## [Items]
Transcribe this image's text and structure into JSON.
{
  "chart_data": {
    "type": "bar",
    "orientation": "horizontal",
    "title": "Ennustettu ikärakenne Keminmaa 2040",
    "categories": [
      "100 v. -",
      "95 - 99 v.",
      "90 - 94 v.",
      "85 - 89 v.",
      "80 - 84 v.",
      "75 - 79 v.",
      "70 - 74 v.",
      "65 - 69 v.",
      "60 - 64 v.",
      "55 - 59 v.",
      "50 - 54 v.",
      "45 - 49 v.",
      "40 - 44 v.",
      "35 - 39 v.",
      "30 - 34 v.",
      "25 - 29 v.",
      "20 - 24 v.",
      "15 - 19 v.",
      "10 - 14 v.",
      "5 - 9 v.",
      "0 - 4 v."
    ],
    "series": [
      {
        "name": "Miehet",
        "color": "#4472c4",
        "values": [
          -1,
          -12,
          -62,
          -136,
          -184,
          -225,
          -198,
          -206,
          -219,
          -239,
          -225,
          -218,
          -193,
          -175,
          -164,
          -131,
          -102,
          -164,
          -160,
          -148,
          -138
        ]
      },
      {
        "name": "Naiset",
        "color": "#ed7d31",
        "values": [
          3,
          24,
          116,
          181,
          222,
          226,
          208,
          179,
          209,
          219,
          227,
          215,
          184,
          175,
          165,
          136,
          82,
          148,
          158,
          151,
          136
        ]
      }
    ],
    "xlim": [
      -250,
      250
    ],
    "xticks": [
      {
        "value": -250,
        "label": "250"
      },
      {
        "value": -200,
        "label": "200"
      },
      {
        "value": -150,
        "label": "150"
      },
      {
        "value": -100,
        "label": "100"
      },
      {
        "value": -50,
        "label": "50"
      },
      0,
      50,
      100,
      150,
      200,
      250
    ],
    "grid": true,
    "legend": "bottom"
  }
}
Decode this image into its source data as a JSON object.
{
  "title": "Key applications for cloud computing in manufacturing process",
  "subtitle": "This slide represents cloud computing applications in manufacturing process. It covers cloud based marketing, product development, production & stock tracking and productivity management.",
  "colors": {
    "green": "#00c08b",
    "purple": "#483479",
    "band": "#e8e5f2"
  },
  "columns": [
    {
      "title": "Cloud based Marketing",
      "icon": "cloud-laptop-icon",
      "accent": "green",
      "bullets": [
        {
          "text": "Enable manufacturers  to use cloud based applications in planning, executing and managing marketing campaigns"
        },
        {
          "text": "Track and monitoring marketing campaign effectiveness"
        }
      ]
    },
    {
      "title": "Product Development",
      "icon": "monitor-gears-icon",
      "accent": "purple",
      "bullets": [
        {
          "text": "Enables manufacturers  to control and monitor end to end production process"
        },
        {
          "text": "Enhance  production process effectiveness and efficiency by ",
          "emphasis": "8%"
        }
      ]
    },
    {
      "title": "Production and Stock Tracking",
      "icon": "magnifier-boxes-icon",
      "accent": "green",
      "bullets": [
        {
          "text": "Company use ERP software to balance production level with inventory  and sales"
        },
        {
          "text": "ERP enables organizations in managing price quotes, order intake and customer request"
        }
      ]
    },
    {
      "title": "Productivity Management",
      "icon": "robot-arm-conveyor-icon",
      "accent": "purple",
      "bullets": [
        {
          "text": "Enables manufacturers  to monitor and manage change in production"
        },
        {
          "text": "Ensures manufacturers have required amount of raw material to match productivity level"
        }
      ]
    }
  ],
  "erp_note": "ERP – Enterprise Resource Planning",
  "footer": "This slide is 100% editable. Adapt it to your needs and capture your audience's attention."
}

## [What to work on]
Would you copy out each line exactly as written?

## [Output for this exercise]
Transcribe this image's text and structure into JSON.
{
  "chart_data": {
    "type": "bar",
    "orientation": "horizontal",
    "title": "Ennustettu ikärakenne Keminmaa 2040",
    "categories": [
      "100 v. -",
      "95 - 99 v.",
      "90 - 94 v.",
      "85 - 89 v.",
      "80 - 84 v.",
      "75 - 79 v.",
      "70 - 74 v.",
      "65 - 69 v.",
      "60 - 64 v.",
      "55 - 59 v.",
      "50 - 54 v.",
      "45 - 49 v.",
      "40 - 44 v.",
      "35 - 39 v.",
      "30 - 34 v.",
      "25 - 29 v.",
      "20 - 24 v.",
      "15 - 19 v.",
      "10 - 14 v.",
      "5 - 9 v.",
      "0 - 4 v."
    ],
    "series": [
      {
        "name": "Miehet",
        "color": "#4472c4",
        "values": [
          -1,
          -12,
          -62,
          -136,
          -184,
          -225,
          -198,
          -206,
          -219,
          -239,
          -225,
          -218,
          -193,
          -175,
          -164,
          -131,
          -102,
          -164,
          -160,
          -148,
          -138
        ]
      },
      {
        "name": "Naiset",
        "color": "#ed7d31",
        "values": [
          3,
          24,
          116,
          181,
          222,
          226,
          208,
          179,
          209,
          219,
          227,
          215,
          184,
          175,
          165,
          136,
          82,
          148,
          158,
          151,
          136
        ]
      }
    ],
    "xlim": [
      -250,
      250
    ],
    "xticks": [
      {
        "value": -250,
        "label": "250"
      },
      {
        "value": -200,
        "label": "200"
      },
      {
        "value": -150,
        "label": "150"
      },
      {
        "value": -100,
        "label": "100"
      },
      {
        "value": -50,
        "label": "50"
      },
      0,
      50,
      100,
      150,
      200,
      250
    ],
    "grid": true,
    "legend": "bottom"
  }
}
Decode this image into its source data as a JSON object.
{
  "title": "Key applications for cloud computing in manufacturing process",
  "subtitle": "This slide represents cloud computing applications in manufacturing process. It covers cloud based marketing, product development, production & stock tracking and productivity management.",
  "colors": {
    "green": "#00c08b",
    "purple": "#483479",
    "band": "#e8e5f2"
  },
  "columns": [
    {
      "title": "Cloud based Marketing",
      "icon": "cloud-laptop-icon",
      "accent": "green",
      "bullets": [
        {
          "text": "Enable manufacturers  to use cloud based applications in planning, executing and managing marketing campaigns"
        },
        {
          "text": "Track and monitoring marketing campaign effectiveness"
        }
      ]
    },
    {
      "title": "Product Development",
      "icon": "monitor-gears-icon",
      "accent": "purple",
      "bullets": [
        {
          "text": "Enables manufacturers  to control and monitor end to end production process"
        },
        {
          "text": "Enhance  production process effectiveness and efficiency by ",
          "emphasis": "8%"
        }
      ]
    },
    {
      "title": "Production and Stock Tracking",
      "icon": "magnifier-boxes-icon",
      "accent": "green",
      "bullets": [
        {
          "text": "Company use ERP software to balance production level with inventory  and sales"
        },
        {
          "text": "ERP enables organizations in managing price quotes, order intake and customer request"
        }
      ]
    },
    {
      "title": "Productivity Management",
      "icon": "robot-arm-conveyor-icon",
      "accent": "purple",
      "bullets": [
        {
          "text": "Enables manufacturers  to monitor and manage change in production"
        },
        {
          "text": "Ensures manufacturers have required amount of raw material to match productivity level"
        }
      ]
    }
  ],
  "erp_note": "ERP – Enterprise Resource Planning",
  "footer": "This slide is 100% editable. Adapt it to your needs and capture your audience's attention."
}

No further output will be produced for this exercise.